Dataset extract ▸
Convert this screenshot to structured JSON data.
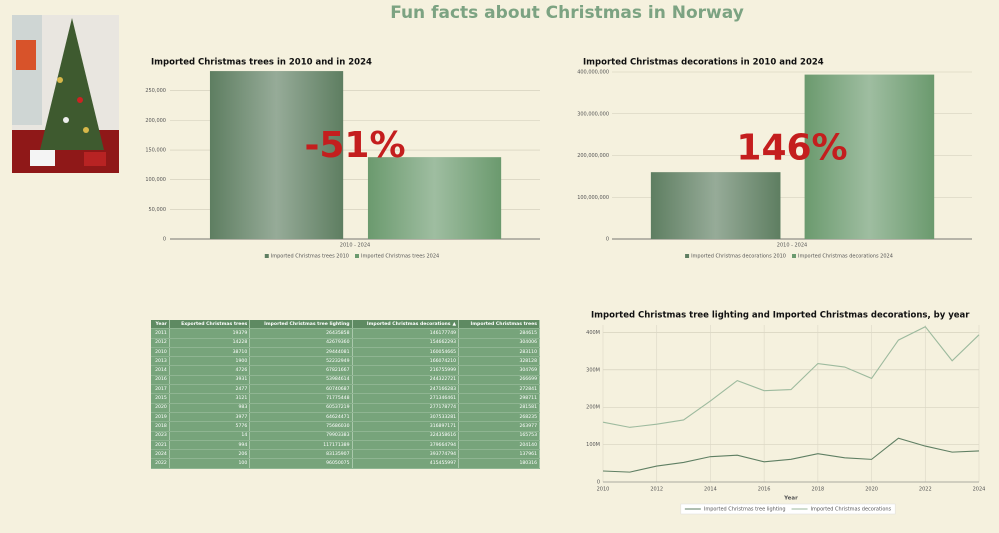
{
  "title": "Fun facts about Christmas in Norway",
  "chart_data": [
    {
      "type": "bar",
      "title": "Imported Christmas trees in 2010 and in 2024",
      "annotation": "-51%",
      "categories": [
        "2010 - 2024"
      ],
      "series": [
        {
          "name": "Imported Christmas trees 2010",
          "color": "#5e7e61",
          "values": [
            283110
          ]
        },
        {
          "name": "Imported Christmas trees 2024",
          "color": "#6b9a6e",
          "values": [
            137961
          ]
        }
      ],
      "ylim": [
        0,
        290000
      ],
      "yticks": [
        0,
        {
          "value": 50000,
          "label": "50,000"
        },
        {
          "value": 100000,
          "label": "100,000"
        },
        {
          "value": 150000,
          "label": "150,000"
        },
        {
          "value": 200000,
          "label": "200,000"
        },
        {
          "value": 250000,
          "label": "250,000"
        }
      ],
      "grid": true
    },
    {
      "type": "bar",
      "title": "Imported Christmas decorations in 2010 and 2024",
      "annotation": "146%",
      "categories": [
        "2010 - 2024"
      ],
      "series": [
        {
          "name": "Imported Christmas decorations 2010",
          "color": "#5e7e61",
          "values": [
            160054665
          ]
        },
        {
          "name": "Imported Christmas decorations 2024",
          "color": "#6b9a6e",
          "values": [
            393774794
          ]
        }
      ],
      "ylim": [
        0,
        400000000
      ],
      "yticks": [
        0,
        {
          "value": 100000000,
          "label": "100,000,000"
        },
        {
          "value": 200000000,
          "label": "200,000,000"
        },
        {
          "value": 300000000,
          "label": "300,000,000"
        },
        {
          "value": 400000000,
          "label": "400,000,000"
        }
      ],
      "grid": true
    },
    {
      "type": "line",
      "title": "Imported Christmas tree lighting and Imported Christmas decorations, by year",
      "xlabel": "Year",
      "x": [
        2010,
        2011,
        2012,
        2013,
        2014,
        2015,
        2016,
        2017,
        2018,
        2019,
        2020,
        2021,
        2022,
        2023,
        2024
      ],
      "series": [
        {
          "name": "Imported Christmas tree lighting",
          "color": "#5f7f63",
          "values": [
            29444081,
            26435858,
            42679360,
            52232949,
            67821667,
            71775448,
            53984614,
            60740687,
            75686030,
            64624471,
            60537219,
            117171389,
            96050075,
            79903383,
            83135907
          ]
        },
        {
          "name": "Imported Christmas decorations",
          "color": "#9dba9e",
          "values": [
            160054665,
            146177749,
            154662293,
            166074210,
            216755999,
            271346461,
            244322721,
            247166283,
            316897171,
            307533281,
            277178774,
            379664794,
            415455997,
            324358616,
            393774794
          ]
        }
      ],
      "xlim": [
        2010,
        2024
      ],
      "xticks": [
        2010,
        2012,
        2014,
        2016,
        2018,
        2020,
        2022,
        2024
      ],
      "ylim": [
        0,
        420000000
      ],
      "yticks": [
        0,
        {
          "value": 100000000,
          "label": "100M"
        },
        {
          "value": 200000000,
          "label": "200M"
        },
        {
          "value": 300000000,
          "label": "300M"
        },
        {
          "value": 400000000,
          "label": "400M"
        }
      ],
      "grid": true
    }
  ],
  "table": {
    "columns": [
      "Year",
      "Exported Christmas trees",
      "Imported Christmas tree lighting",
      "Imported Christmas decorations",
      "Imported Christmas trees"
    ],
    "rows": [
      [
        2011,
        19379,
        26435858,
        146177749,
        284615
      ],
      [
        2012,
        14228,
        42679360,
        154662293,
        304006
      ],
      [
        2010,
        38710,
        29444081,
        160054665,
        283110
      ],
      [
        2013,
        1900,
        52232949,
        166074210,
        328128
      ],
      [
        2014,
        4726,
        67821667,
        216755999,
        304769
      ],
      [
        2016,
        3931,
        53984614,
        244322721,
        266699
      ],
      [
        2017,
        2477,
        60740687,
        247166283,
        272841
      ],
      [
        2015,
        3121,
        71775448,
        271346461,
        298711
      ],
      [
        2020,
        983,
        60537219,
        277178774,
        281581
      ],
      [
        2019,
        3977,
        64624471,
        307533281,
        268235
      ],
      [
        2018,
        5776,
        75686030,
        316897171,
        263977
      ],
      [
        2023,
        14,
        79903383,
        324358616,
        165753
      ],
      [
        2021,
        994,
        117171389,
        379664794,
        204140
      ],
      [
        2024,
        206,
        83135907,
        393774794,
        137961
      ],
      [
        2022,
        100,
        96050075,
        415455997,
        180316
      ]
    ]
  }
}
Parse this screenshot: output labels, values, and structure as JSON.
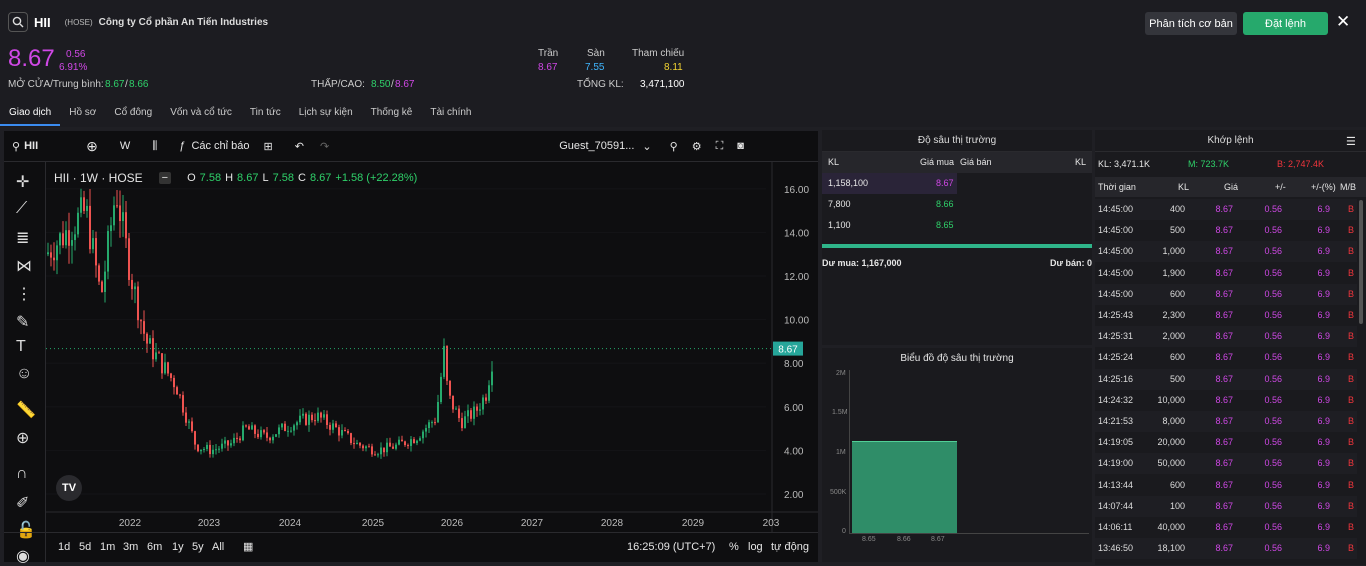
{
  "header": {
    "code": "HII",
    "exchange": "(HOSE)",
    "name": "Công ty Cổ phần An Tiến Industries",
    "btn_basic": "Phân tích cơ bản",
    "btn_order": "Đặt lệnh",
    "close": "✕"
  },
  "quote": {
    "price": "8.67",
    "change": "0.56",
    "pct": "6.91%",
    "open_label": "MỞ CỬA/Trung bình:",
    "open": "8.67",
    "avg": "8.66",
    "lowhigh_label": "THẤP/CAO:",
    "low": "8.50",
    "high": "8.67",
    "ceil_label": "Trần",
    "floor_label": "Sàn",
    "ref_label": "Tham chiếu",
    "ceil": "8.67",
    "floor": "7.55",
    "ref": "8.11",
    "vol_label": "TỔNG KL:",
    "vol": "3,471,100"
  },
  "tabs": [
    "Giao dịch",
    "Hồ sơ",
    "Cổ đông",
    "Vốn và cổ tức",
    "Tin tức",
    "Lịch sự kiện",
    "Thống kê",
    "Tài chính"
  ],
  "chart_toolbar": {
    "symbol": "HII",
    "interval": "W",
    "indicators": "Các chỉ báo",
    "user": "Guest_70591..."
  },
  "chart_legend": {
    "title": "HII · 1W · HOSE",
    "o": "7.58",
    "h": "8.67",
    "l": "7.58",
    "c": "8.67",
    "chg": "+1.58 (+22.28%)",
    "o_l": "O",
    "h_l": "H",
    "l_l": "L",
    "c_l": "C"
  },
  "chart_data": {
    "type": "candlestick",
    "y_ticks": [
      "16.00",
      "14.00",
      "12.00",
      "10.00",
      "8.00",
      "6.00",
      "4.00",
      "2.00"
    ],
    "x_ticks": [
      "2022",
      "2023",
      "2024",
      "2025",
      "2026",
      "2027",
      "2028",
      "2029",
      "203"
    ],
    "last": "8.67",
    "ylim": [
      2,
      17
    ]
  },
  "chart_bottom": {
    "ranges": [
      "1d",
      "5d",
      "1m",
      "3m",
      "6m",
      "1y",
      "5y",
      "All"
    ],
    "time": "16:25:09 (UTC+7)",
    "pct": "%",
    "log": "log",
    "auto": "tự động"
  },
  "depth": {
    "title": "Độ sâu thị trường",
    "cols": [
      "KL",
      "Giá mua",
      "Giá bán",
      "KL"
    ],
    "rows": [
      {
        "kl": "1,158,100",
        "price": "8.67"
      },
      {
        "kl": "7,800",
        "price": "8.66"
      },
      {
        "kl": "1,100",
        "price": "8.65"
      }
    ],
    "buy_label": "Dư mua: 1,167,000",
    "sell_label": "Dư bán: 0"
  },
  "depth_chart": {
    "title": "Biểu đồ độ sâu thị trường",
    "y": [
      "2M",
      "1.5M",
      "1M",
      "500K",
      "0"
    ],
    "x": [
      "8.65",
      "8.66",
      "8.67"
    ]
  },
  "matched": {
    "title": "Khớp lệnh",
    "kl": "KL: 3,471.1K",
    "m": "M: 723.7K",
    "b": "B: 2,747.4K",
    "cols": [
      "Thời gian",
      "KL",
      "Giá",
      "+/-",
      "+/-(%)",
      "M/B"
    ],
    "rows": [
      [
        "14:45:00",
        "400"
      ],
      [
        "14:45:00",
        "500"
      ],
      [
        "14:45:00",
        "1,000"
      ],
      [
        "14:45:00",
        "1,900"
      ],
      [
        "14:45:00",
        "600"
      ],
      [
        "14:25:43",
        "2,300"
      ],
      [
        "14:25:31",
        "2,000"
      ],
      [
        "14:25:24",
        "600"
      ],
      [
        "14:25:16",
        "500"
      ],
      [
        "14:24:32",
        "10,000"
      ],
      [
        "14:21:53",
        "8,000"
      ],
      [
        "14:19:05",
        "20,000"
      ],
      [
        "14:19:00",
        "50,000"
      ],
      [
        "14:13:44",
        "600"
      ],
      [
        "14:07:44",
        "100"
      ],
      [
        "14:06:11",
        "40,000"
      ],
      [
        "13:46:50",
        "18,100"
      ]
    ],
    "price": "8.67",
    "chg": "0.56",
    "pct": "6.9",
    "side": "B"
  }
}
==
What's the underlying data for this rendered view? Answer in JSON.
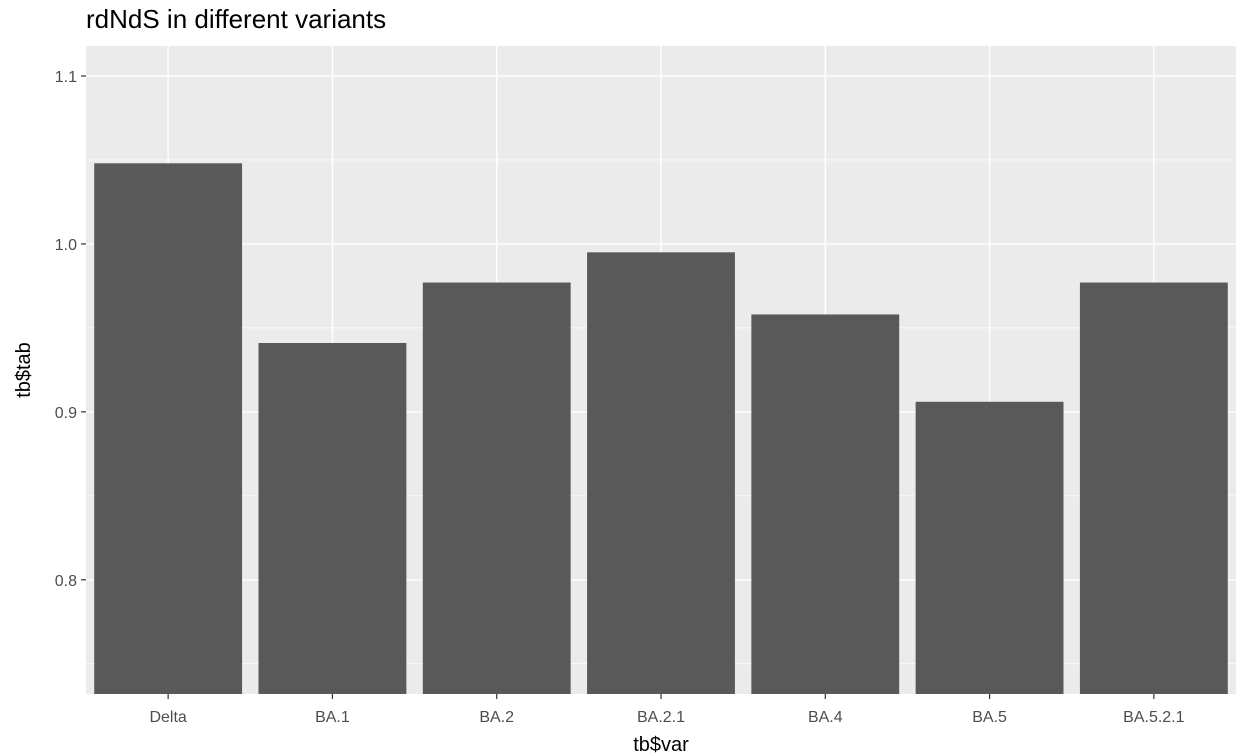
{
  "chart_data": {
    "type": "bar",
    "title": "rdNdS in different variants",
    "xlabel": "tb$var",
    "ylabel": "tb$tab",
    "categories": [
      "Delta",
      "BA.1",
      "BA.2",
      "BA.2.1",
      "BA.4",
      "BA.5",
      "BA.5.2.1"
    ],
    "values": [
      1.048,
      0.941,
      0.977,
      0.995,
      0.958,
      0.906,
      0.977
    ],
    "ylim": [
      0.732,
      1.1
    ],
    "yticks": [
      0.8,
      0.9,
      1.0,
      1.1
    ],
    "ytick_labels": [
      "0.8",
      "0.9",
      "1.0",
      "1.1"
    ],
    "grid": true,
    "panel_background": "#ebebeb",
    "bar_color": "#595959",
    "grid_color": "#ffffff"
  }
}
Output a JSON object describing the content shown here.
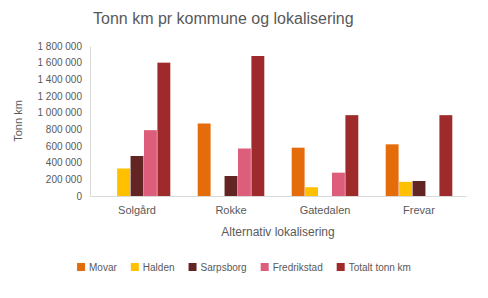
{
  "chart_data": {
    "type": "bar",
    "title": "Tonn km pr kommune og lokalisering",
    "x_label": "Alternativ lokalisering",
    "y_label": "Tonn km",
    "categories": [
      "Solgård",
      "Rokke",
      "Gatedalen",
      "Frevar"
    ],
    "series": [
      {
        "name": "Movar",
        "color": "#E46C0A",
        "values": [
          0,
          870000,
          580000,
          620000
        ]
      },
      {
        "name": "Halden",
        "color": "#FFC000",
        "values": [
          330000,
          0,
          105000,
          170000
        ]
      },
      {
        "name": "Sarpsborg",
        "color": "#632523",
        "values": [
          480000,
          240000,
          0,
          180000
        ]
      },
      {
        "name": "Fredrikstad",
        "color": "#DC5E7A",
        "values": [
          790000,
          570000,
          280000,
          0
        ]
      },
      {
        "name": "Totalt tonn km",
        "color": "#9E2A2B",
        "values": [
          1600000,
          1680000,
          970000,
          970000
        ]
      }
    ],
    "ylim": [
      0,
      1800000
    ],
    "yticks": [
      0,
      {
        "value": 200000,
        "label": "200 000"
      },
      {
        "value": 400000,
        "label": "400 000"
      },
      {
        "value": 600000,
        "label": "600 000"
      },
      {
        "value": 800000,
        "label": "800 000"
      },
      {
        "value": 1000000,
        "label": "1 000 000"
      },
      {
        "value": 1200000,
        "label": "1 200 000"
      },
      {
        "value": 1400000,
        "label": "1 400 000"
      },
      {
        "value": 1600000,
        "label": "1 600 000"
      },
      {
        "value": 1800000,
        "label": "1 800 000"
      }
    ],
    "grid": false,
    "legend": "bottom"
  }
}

Given task ▸ Find every line that holds "this" and copy it.

Task solution ▸
Convert this screenshot to structured JSON data.
Parse this screenshot: output labels, values, and structure as JSON.
What's the underlying data for this rendered view? Answer in JSON.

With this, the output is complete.